→ **What the task asks**: Give every line of the records below as a Markdown table with the columns "No." and "Line", numbering the rows and leaving out blank lines.

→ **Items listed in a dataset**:
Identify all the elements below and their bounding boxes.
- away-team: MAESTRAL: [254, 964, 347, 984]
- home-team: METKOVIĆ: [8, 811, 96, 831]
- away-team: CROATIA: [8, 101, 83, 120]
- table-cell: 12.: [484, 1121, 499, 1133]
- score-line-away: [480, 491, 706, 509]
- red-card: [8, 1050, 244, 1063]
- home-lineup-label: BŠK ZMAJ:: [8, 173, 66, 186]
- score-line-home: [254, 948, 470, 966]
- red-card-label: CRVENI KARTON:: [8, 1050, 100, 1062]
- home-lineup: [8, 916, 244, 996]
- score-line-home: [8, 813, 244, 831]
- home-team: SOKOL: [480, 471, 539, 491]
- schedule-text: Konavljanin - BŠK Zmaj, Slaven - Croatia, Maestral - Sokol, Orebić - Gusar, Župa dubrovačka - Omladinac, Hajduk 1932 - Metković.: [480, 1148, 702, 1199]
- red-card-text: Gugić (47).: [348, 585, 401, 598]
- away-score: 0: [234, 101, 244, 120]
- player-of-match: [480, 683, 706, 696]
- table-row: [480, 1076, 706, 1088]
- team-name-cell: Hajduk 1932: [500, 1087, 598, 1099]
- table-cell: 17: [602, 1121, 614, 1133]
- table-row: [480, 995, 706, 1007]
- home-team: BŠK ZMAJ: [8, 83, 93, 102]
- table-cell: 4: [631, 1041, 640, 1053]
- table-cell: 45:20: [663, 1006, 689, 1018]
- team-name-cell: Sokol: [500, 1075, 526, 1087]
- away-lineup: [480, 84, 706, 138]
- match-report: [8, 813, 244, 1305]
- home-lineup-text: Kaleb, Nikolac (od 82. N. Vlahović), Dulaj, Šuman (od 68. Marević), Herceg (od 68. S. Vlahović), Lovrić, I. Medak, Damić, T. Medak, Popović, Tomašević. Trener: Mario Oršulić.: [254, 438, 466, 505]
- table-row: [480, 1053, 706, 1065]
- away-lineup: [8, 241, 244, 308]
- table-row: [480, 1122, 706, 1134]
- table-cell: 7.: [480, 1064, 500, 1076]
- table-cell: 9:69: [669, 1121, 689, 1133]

→ **Exercise answer**:
| No. | Line |
|---|---|
| 1 | Identify all the elements below and their bounding boxes. |
| 2 | - away-team: MAESTRAL: [254, 964, 347, 984] |
| 3 | - home-team: METKOVIĆ: [8, 811, 96, 831] |
| 4 | - away-team: CROATIA: [8, 101, 83, 120] |
| 5 | - table-cell: 12.: [484, 1121, 499, 1133] |
| 6 | - score-line-away: [480, 491, 706, 509] |
| 7 | - red-card: [8, 1050, 244, 1063] |
| 8 | - home-lineup-label: BŠK ZMAJ:: [8, 173, 66, 186] |
| 9 | - score-line-home: [254, 948, 470, 966] |
| 10 | - red-card-label: CRVENI KARTON:: [8, 1050, 100, 1062] |
| 11 | - home-lineup: [8, 916, 244, 996] |
| 12 | - score-line-home: [8, 813, 244, 831] |
| 13 | - home-team: SOKOL: [480, 471, 539, 491] |
| 14 | - schedule-text: Konavljanin - BŠK Zmaj, Slaven - Croatia, Maestral - Sokol, Orebić - Gusar, Župa dubrovačka - Omladinac, Hajduk 1932 - Metković.: [480, 1148, 702, 1199] |
| 15 | - red-card-text: Gugić (47).: [348, 585, 401, 598] |
| 16 | - away-score: 0: [234, 101, 244, 120] |
| 17 | - player-of-match: [480, 683, 706, 696] |
| 18 | - table-row: [480, 1076, 706, 1088] |
| 19 | - team-name-cell: Hajduk 1932: [500, 1087, 598, 1099] |
| 20 | - table-cell: 17: [602, 1121, 614, 1133] |
| 21 | - table-row: [480, 995, 706, 1007] |
| 22 | - home-team: BŠK ZMAJ: [8, 83, 93, 102] |
| 23 | - table-cell: 4: [631, 1041, 640, 1053] |
| 24 | - table-cell: 45:20: [663, 1006, 689, 1018] |
| 25 | - team-name-cell: Sokol: [500, 1075, 526, 1087] |
| 26 | - away-lineup: [480, 84, 706, 138] |
| 27 | - match-report: [8, 813, 244, 1305] |
| 28 | - home-lineup-text: Kaleb, Nikolac (od 82. N. Vlahović), Dulaj, Šuman (od 68. Marević), Herceg (od 68. S. Vlahović), Lovrić, I. Medak, Damić, T. Medak, Popović, Tomašević. Trener: Mario Oršulić.: [254, 438, 466, 505] |
| 29 | - table-row: [480, 1053, 706, 1065] |
| 30 | - away-lineup: [8, 241, 244, 308] |
| 31 | - table-row: [480, 1122, 706, 1134] |
| 32 | - table-cell: 7.: [480, 1064, 500, 1076] |
| 33 | - table-cell: 9:69: [669, 1121, 689, 1133] |